The complete listing should be restated exactly.
** start **
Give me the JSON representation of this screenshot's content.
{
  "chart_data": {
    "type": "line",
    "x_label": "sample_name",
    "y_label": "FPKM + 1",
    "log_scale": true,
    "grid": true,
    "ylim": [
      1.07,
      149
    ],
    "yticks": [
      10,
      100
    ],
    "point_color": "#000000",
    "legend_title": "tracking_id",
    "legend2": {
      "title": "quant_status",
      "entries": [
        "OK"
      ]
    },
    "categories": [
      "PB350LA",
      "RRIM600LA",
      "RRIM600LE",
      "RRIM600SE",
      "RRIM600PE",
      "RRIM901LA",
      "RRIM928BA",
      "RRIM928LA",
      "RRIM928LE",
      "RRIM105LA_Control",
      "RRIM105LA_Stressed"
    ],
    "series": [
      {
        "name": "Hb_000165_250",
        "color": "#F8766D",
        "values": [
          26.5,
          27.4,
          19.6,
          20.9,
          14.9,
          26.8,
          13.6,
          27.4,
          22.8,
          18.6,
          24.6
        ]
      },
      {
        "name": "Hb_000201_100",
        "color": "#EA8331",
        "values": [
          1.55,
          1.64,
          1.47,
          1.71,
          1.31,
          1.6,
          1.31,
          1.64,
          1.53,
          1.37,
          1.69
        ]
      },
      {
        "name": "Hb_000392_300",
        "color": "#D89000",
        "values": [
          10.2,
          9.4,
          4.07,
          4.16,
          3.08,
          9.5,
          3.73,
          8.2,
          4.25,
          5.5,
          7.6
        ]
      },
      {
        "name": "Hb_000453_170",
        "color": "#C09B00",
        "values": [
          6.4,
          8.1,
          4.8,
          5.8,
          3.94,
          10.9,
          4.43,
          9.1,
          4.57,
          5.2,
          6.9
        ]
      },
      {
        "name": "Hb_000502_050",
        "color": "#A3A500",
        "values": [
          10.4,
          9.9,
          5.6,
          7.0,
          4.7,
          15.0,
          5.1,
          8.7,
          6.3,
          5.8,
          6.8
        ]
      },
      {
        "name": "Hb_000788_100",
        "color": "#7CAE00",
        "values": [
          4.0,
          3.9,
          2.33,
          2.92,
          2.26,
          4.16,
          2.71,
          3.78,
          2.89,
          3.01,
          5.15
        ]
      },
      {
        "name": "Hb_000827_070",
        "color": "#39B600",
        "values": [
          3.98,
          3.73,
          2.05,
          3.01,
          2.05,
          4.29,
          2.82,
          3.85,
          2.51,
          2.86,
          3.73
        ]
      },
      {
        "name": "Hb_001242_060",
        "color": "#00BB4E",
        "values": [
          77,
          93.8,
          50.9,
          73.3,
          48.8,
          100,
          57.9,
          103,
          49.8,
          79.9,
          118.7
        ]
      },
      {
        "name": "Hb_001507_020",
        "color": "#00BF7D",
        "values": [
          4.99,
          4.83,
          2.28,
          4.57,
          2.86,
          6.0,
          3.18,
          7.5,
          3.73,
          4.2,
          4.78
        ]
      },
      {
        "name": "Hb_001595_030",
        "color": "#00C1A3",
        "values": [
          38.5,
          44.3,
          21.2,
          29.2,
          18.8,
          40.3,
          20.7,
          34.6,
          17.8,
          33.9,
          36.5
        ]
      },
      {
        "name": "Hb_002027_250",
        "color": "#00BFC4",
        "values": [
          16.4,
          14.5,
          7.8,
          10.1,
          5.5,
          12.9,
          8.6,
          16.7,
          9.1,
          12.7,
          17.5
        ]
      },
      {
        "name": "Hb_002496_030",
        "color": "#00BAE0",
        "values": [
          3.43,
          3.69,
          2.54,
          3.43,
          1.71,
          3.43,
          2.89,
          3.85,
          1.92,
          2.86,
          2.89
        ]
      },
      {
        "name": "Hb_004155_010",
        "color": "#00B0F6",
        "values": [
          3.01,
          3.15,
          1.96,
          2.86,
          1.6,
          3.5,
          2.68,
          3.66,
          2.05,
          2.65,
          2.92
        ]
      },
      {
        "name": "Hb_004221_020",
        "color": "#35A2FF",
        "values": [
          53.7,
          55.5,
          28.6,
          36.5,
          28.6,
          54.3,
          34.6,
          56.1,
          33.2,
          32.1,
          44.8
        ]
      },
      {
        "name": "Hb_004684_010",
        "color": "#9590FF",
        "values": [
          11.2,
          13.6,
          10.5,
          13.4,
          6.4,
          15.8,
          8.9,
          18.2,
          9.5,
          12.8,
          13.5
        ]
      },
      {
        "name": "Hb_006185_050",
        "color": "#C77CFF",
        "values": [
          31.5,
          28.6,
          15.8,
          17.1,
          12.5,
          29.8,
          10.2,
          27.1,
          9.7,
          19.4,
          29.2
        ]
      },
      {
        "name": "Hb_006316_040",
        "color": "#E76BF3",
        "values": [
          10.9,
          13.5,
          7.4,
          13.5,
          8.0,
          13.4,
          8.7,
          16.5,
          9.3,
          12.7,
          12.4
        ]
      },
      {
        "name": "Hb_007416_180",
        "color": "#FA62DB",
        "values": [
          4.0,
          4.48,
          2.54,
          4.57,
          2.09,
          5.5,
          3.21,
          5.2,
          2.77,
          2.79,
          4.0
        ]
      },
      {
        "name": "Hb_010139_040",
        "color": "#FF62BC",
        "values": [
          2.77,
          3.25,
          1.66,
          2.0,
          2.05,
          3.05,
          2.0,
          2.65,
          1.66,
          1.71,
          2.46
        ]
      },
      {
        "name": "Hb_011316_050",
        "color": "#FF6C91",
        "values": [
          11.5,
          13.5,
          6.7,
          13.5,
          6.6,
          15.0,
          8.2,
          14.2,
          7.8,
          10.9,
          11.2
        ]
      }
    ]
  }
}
** end **
== FULL OUTPUT ==
Give me the JSON representation of this screenshot's content.
{
  "chart_data": {
    "type": "line",
    "x_label": "sample_name",
    "y_label": "FPKM + 1",
    "log_scale": true,
    "grid": true,
    "ylim": [
      1.07,
      149
    ],
    "yticks": [
      10,
      100
    ],
    "point_color": "#000000",
    "legend_title": "tracking_id",
    "legend2": {
      "title": "quant_status",
      "entries": [
        "OK"
      ]
    },
    "categories": [
      "PB350LA",
      "RRIM600LA",
      "RRIM600LE",
      "RRIM600SE",
      "RRIM600PE",
      "RRIM901LA",
      "RRIM928BA",
      "RRIM928LA",
      "RRIM928LE",
      "RRIM105LA_Control",
      "RRIM105LA_Stressed"
    ],
    "series": [
      {
        "name": "Hb_000165_250",
        "color": "#F8766D",
        "values": [
          26.5,
          27.4,
          19.6,
          20.9,
          14.9,
          26.8,
          13.6,
          27.4,
          22.8,
          18.6,
          24.6
        ]
      },
      {
        "name": "Hb_000201_100",
        "color": "#EA8331",
        "values": [
          1.55,
          1.64,
          1.47,
          1.71,
          1.31,
          1.6,
          1.31,
          1.64,
          1.53,
          1.37,
          1.69
        ]
      },
      {
        "name": "Hb_000392_300",
        "color": "#D89000",
        "values": [
          10.2,
          9.4,
          4.07,
          4.16,
          3.08,
          9.5,
          3.73,
          8.2,
          4.25,
          5.5,
          7.6
        ]
      },
      {
        "name": "Hb_000453_170",
        "color": "#C09B00",
        "values": [
          6.4,
          8.1,
          4.8,
          5.8,
          3.94,
          10.9,
          4.43,
          9.1,
          4.57,
          5.2,
          6.9
        ]
      },
      {
        "name": "Hb_000502_050",
        "color": "#A3A500",
        "values": [
          10.4,
          9.9,
          5.6,
          7.0,
          4.7,
          15.0,
          5.1,
          8.7,
          6.3,
          5.8,
          6.8
        ]
      },
      {
        "name": "Hb_000788_100",
        "color": "#7CAE00",
        "values": [
          4.0,
          3.9,
          2.33,
          2.92,
          2.26,
          4.16,
          2.71,
          3.78,
          2.89,
          3.01,
          5.15
        ]
      },
      {
        "name": "Hb_000827_070",
        "color": "#39B600",
        "values": [
          3.98,
          3.73,
          2.05,
          3.01,
          2.05,
          4.29,
          2.82,
          3.85,
          2.51,
          2.86,
          3.73
        ]
      },
      {
        "name": "Hb_001242_060",
        "color": "#00BB4E",
        "values": [
          77,
          93.8,
          50.9,
          73.3,
          48.8,
          100,
          57.9,
          103,
          49.8,
          79.9,
          118.7
        ]
      },
      {
        "name": "Hb_001507_020",
        "color": "#00BF7D",
        "values": [
          4.99,
          4.83,
          2.28,
          4.57,
          2.86,
          6.0,
          3.18,
          7.5,
          3.73,
          4.2,
          4.78
        ]
      },
      {
        "name": "Hb_001595_030",
        "color": "#00C1A3",
        "values": [
          38.5,
          44.3,
          21.2,
          29.2,
          18.8,
          40.3,
          20.7,
          34.6,
          17.8,
          33.9,
          36.5
        ]
      },
      {
        "name": "Hb_002027_250",
        "color": "#00BFC4",
        "values": [
          16.4,
          14.5,
          7.8,
          10.1,
          5.5,
          12.9,
          8.6,
          16.7,
          9.1,
          12.7,
          17.5
        ]
      },
      {
        "name": "Hb_002496_030",
        "color": "#00BAE0",
        "values": [
          3.43,
          3.69,
          2.54,
          3.43,
          1.71,
          3.43,
          2.89,
          3.85,
          1.92,
          2.86,
          2.89
        ]
      },
      {
        "name": "Hb_004155_010",
        "color": "#00B0F6",
        "values": [
          3.01,
          3.15,
          1.96,
          2.86,
          1.6,
          3.5,
          2.68,
          3.66,
          2.05,
          2.65,
          2.92
        ]
      },
      {
        "name": "Hb_004221_020",
        "color": "#35A2FF",
        "values": [
          53.7,
          55.5,
          28.6,
          36.5,
          28.6,
          54.3,
          34.6,
          56.1,
          33.2,
          32.1,
          44.8
        ]
      },
      {
        "name": "Hb_004684_010",
        "color": "#9590FF",
        "values": [
          11.2,
          13.6,
          10.5,
          13.4,
          6.4,
          15.8,
          8.9,
          18.2,
          9.5,
          12.8,
          13.5
        ]
      },
      {
        "name": "Hb_006185_050",
        "color": "#C77CFF",
        "values": [
          31.5,
          28.6,
          15.8,
          17.1,
          12.5,
          29.8,
          10.2,
          27.1,
          9.7,
          19.4,
          29.2
        ]
      },
      {
        "name": "Hb_006316_040",
        "color": "#E76BF3",
        "values": [
          10.9,
          13.5,
          7.4,
          13.5,
          8.0,
          13.4,
          8.7,
          16.5,
          9.3,
          12.7,
          12.4
        ]
      },
      {
        "name": "Hb_007416_180",
        "color": "#FA62DB",
        "values": [
          4.0,
          4.48,
          2.54,
          4.57,
          2.09,
          5.5,
          3.21,
          5.2,
          2.77,
          2.79,
          4.0
        ]
      },
      {
        "name": "Hb_010139_040",
        "color": "#FF62BC",
        "values": [
          2.77,
          3.25,
          1.66,
          2.0,
          2.05,
          3.05,
          2.0,
          2.65,
          1.66,
          1.71,
          2.46
        ]
      },
      {
        "name": "Hb_011316_050",
        "color": "#FF6C91",
        "values": [
          11.5,
          13.5,
          6.7,
          13.5,
          6.6,
          15.0,
          8.2,
          14.2,
          7.8,
          10.9,
          11.2
        ]
      }
    ]
  }
}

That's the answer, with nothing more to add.